**PROBLEM TO SOLVE**:
Give the data again, word for word.

**SUPPLIED INFORMATION**:
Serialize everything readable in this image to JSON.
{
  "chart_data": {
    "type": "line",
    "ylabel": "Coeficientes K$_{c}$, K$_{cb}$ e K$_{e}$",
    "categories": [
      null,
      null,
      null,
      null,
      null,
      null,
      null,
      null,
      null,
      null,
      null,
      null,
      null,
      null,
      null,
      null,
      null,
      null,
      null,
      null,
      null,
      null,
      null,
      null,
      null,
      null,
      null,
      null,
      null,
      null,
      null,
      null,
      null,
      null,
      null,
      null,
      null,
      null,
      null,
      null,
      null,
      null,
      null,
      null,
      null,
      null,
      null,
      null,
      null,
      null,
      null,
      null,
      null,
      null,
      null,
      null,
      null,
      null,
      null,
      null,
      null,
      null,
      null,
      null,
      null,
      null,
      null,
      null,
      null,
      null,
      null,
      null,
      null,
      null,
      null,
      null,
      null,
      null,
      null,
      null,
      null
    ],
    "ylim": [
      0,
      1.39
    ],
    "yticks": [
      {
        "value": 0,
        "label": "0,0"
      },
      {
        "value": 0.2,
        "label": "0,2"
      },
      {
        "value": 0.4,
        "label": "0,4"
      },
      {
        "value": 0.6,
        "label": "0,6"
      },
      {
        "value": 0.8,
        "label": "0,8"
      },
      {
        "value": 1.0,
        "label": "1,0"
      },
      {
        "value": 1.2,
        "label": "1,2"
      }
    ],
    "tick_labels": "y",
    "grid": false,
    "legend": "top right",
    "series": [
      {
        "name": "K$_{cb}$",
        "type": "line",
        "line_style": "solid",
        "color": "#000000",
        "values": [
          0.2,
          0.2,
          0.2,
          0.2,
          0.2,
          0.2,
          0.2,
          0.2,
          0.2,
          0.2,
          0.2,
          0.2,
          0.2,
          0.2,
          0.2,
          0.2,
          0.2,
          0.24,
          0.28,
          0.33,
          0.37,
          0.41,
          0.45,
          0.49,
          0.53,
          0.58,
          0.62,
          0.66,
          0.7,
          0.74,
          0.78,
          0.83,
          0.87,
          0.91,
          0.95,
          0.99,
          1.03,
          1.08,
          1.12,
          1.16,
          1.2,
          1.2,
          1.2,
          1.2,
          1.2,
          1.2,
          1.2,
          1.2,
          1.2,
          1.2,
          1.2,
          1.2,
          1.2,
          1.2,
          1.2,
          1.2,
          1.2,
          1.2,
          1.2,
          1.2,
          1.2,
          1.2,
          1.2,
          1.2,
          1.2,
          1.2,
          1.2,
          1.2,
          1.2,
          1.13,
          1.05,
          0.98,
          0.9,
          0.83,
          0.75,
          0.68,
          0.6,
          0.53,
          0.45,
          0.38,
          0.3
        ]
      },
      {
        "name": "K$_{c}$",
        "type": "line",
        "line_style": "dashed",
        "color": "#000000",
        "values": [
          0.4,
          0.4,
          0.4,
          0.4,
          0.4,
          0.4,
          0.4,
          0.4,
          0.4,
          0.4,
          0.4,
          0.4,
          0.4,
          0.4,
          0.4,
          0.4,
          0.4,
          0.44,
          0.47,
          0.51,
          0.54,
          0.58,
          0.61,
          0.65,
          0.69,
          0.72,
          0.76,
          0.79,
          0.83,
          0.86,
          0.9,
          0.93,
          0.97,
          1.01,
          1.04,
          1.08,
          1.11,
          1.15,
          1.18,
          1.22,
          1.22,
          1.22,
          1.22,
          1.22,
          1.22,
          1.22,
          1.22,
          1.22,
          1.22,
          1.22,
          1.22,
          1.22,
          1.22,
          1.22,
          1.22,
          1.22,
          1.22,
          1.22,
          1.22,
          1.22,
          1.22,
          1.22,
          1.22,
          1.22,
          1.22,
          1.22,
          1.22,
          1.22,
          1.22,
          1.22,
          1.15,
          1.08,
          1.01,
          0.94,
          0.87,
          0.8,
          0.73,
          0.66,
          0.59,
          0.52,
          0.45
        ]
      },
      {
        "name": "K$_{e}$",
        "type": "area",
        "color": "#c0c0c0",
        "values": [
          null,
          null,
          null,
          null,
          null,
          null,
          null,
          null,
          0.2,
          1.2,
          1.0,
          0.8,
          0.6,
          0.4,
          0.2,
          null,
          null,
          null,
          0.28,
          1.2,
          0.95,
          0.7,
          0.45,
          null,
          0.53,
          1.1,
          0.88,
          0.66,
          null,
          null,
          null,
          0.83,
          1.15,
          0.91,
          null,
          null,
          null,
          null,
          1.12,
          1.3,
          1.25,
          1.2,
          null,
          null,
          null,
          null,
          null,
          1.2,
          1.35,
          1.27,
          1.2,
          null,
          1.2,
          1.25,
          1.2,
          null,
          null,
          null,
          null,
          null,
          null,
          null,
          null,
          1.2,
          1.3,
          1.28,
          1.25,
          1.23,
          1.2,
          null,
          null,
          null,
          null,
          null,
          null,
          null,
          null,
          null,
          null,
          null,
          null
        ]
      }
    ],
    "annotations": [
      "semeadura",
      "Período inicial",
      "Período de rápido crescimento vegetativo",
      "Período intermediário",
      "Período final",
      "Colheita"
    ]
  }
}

**THE SOLUTION**:
Serialize everything readable in this image to JSON.
{
  "chart_data": {
    "type": "line",
    "ylabel": "Coeficientes K$_{c}$, K$_{cb}$ e K$_{e}$",
    "categories": [
      null,
      null,
      null,
      null,
      null,
      null,
      null,
      null,
      null,
      null,
      null,
      null,
      null,
      null,
      null,
      null,
      null,
      null,
      null,
      null,
      null,
      null,
      null,
      null,
      null,
      null,
      null,
      null,
      null,
      null,
      null,
      null,
      null,
      null,
      null,
      null,
      null,
      null,
      null,
      null,
      null,
      null,
      null,
      null,
      null,
      null,
      null,
      null,
      null,
      null,
      null,
      null,
      null,
      null,
      null,
      null,
      null,
      null,
      null,
      null,
      null,
      null,
      null,
      null,
      null,
      null,
      null,
      null,
      null,
      null,
      null,
      null,
      null,
      null,
      null,
      null,
      null,
      null,
      null,
      null,
      null
    ],
    "ylim": [
      0,
      1.39
    ],
    "yticks": [
      {
        "value": 0,
        "label": "0,0"
      },
      {
        "value": 0.2,
        "label": "0,2"
      },
      {
        "value": 0.4,
        "label": "0,4"
      },
      {
        "value": 0.6,
        "label": "0,6"
      },
      {
        "value": 0.8,
        "label": "0,8"
      },
      {
        "value": 1.0,
        "label": "1,0"
      },
      {
        "value": 1.2,
        "label": "1,2"
      }
    ],
    "tick_labels": "y",
    "grid": false,
    "legend": "top right",
    "series": [
      {
        "name": "K$_{cb}$",
        "type": "line",
        "line_style": "solid",
        "color": "#000000",
        "values": [
          0.2,
          0.2,
          0.2,
          0.2,
          0.2,
          0.2,
          0.2,
          0.2,
          0.2,
          0.2,
          0.2,
          0.2,
          0.2,
          0.2,
          0.2,
          0.2,
          0.2,
          0.24,
          0.28,
          0.33,
          0.37,
          0.41,
          0.45,
          0.49,
          0.53,
          0.58,
          0.62,
          0.66,
          0.7,
          0.74,
          0.78,
          0.83,
          0.87,
          0.91,
          0.95,
          0.99,
          1.03,
          1.08,
          1.12,
          1.16,
          1.2,
          1.2,
          1.2,
          1.2,
          1.2,
          1.2,
          1.2,
          1.2,
          1.2,
          1.2,
          1.2,
          1.2,
          1.2,
          1.2,
          1.2,
          1.2,
          1.2,
          1.2,
          1.2,
          1.2,
          1.2,
          1.2,
          1.2,
          1.2,
          1.2,
          1.2,
          1.2,
          1.2,
          1.2,
          1.13,
          1.05,
          0.98,
          0.9,
          0.83,
          0.75,
          0.68,
          0.6,
          0.53,
          0.45,
          0.38,
          0.3
        ]
      },
      {
        "name": "K$_{c}$",
        "type": "line",
        "line_style": "dashed",
        "color": "#000000",
        "values": [
          0.4,
          0.4,
          0.4,
          0.4,
          0.4,
          0.4,
          0.4,
          0.4,
          0.4,
          0.4,
          0.4,
          0.4,
          0.4,
          0.4,
          0.4,
          0.4,
          0.4,
          0.44,
          0.47,
          0.51,
          0.54,
          0.58,
          0.61,
          0.65,
          0.69,
          0.72,
          0.76,
          0.79,
          0.83,
          0.86,
          0.9,
          0.93,
          0.97,
          1.01,
          1.04,
          1.08,
          1.11,
          1.15,
          1.18,
          1.22,
          1.22,
          1.22,
          1.22,
          1.22,
          1.22,
          1.22,
          1.22,
          1.22,
          1.22,
          1.22,
          1.22,
          1.22,
          1.22,
          1.22,
          1.22,
          1.22,
          1.22,
          1.22,
          1.22,
          1.22,
          1.22,
          1.22,
          1.22,
          1.22,
          1.22,
          1.22,
          1.22,
          1.22,
          1.22,
          1.22,
          1.15,
          1.08,
          1.01,
          0.94,
          0.87,
          0.8,
          0.73,
          0.66,
          0.59,
          0.52,
          0.45
        ]
      },
      {
        "name": "K$_{e}$",
        "type": "area",
        "color": "#c0c0c0",
        "values": [
          null,
          null,
          null,
          null,
          null,
          null,
          null,
          null,
          0.2,
          1.2,
          1.0,
          0.8,
          0.6,
          0.4,
          0.2,
          null,
          null,
          null,
          0.28,
          1.2,
          0.95,
          0.7,
          0.45,
          null,
          0.53,
          1.1,
          0.88,
          0.66,
          null,
          null,
          null,
          0.83,
          1.15,
          0.91,
          null,
          null,
          null,
          null,
          1.12,
          1.3,
          1.25,
          1.2,
          null,
          null,
          null,
          null,
          null,
          1.2,
          1.35,
          1.27,
          1.2,
          null,
          1.2,
          1.25,
          1.2,
          null,
          null,
          null,
          null,
          null,
          null,
          null,
          null,
          1.2,
          1.3,
          1.28,
          1.25,
          1.23,
          1.2,
          null,
          null,
          null,
          null,
          null,
          null,
          null,
          null,
          null,
          null,
          null,
          null
        ]
      }
    ],
    "annotations": [
      "semeadura",
      "Período inicial",
      "Período de rápido crescimento vegetativo",
      "Período intermediário",
      "Período final",
      "Colheita"
    ]
  }
}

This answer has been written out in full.